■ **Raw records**
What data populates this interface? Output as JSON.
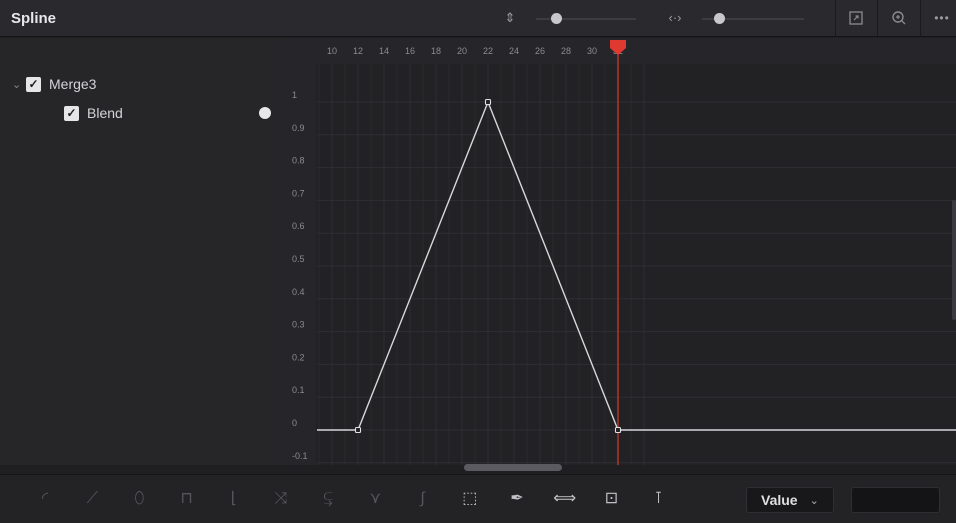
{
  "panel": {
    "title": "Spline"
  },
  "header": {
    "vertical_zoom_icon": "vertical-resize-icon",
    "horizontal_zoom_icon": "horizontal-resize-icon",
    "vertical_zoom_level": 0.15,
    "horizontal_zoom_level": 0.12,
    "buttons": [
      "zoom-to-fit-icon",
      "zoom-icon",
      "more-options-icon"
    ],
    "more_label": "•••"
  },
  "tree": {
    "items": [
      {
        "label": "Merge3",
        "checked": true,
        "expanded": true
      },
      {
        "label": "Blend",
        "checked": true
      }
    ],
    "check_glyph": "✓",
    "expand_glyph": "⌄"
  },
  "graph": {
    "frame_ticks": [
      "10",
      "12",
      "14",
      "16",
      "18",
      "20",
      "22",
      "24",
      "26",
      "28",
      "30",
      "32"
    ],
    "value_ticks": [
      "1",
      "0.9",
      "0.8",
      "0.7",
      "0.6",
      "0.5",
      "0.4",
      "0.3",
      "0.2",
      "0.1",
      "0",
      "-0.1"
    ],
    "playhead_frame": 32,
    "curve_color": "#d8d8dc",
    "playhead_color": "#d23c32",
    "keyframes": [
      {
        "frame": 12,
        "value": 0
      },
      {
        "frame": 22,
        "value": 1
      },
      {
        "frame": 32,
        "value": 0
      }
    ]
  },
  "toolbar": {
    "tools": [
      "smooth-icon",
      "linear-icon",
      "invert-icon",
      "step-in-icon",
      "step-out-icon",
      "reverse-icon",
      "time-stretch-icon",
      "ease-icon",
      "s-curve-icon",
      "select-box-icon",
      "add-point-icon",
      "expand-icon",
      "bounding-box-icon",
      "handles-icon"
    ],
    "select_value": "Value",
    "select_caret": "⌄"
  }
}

--

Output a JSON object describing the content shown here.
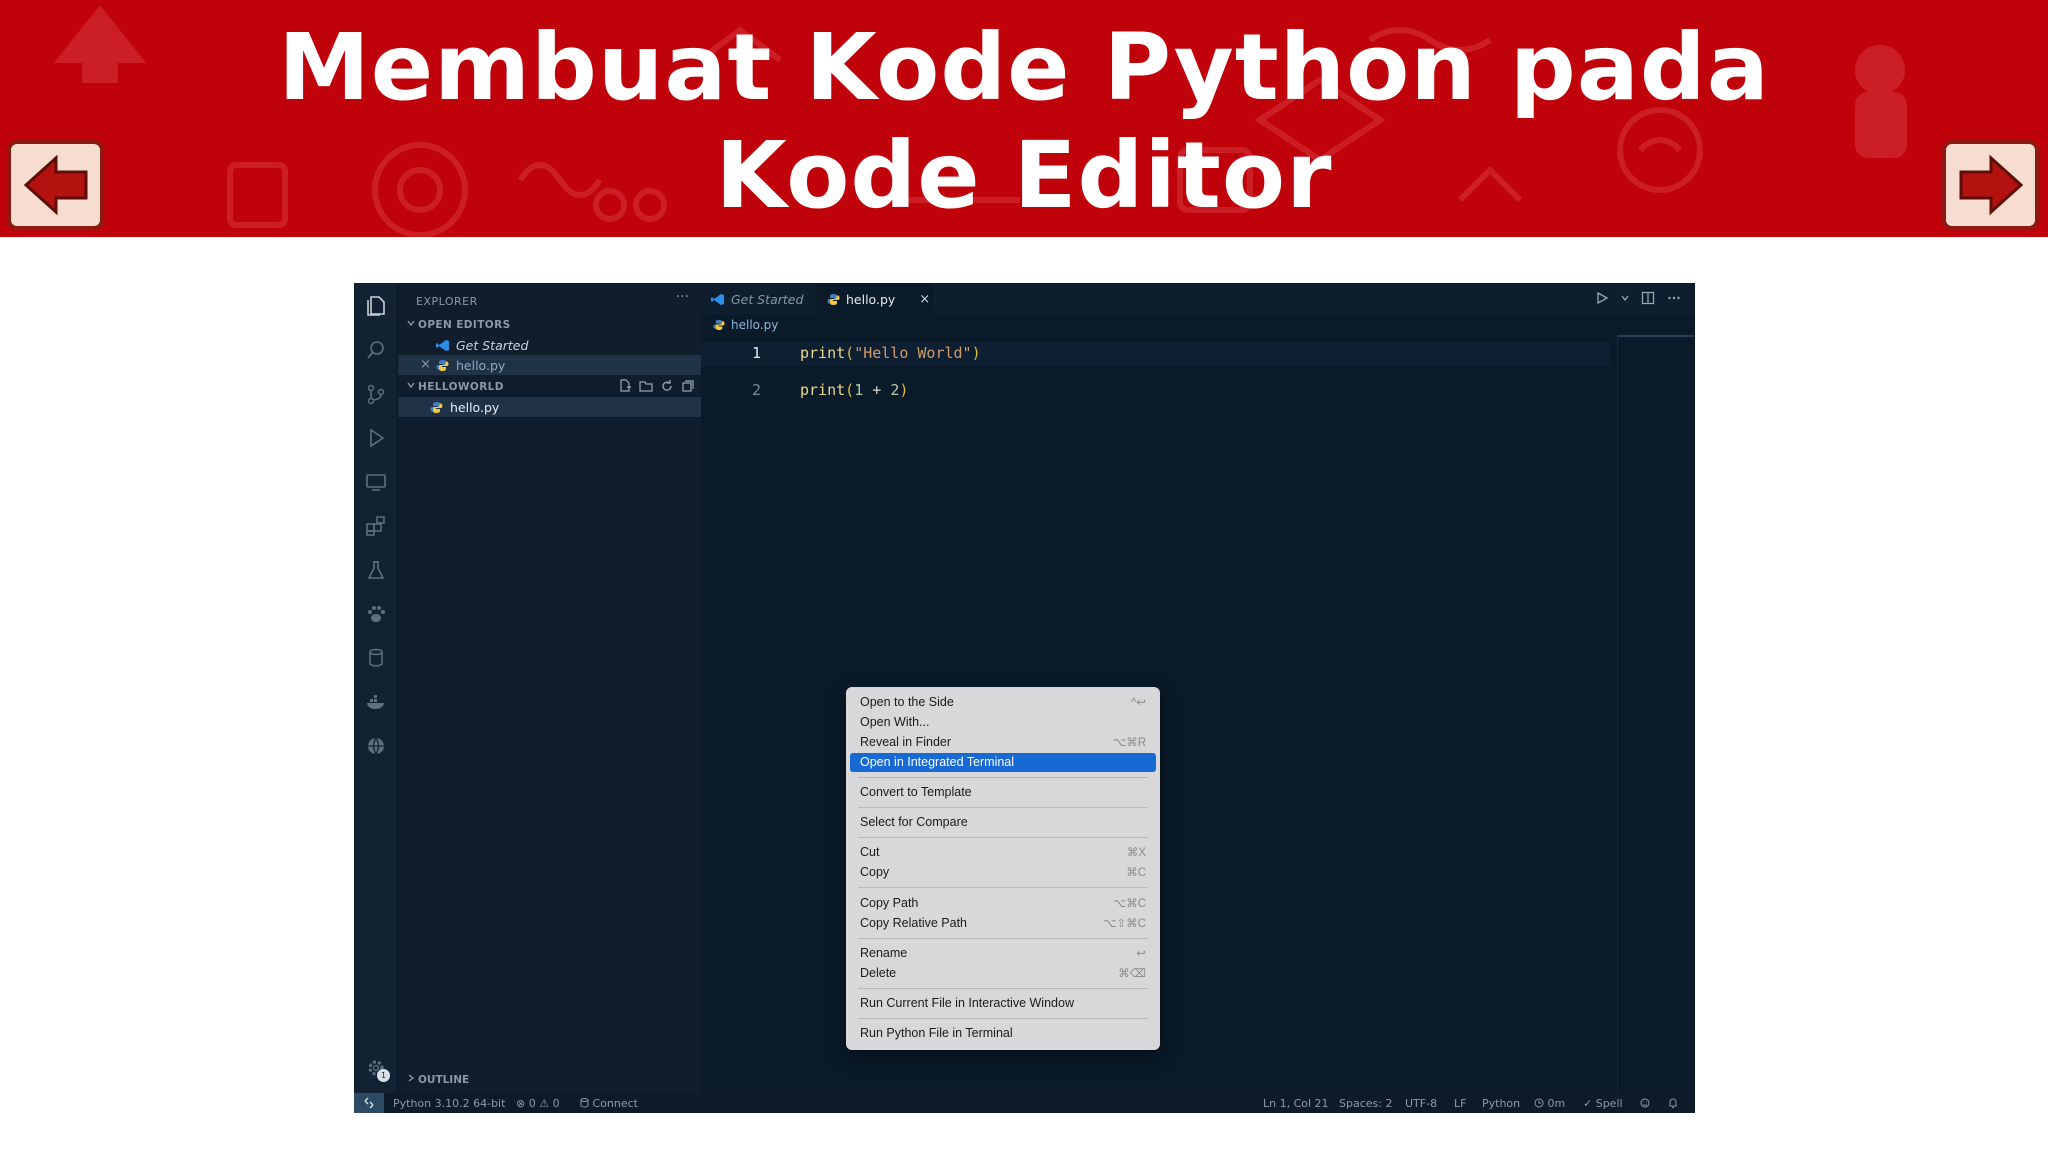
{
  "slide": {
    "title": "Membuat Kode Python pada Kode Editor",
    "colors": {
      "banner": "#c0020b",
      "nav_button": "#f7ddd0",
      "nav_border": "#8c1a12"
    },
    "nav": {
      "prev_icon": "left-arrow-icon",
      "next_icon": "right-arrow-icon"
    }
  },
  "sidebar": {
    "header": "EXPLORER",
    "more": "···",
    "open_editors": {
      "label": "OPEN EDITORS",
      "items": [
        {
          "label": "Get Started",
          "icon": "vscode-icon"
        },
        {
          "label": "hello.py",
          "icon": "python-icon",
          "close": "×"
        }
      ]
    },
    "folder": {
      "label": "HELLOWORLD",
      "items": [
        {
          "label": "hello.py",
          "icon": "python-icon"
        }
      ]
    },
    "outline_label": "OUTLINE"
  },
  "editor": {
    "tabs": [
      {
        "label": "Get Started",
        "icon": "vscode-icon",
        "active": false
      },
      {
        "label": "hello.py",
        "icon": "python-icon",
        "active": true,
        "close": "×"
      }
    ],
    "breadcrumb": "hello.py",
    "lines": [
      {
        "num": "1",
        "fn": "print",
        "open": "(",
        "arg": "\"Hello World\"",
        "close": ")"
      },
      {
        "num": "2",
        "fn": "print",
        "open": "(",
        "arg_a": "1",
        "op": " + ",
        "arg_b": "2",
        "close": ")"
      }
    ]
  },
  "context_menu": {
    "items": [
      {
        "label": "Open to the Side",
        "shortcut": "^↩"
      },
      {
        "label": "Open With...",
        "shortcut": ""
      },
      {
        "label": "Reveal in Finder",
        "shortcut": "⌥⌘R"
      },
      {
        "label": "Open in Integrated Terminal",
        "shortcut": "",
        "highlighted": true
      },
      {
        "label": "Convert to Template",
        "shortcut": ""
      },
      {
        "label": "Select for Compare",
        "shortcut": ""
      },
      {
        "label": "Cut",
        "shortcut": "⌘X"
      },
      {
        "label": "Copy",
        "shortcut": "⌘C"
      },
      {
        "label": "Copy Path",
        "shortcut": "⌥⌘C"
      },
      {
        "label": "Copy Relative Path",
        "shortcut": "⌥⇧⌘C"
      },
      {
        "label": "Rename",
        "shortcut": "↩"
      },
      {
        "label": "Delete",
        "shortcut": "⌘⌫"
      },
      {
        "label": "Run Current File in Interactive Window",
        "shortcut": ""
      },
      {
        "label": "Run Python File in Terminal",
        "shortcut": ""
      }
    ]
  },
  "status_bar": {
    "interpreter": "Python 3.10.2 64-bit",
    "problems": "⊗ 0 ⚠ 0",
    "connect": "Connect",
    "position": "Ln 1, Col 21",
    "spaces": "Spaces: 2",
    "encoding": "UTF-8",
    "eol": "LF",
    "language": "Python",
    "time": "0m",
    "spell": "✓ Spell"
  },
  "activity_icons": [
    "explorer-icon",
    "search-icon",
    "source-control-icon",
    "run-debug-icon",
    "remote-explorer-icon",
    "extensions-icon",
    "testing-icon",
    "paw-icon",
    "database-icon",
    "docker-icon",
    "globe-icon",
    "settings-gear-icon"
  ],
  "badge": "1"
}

■ **BRIEF**
Return the number of lines that include the word "Copy", and nothing else.

■ **WRITTEN REPLY**
3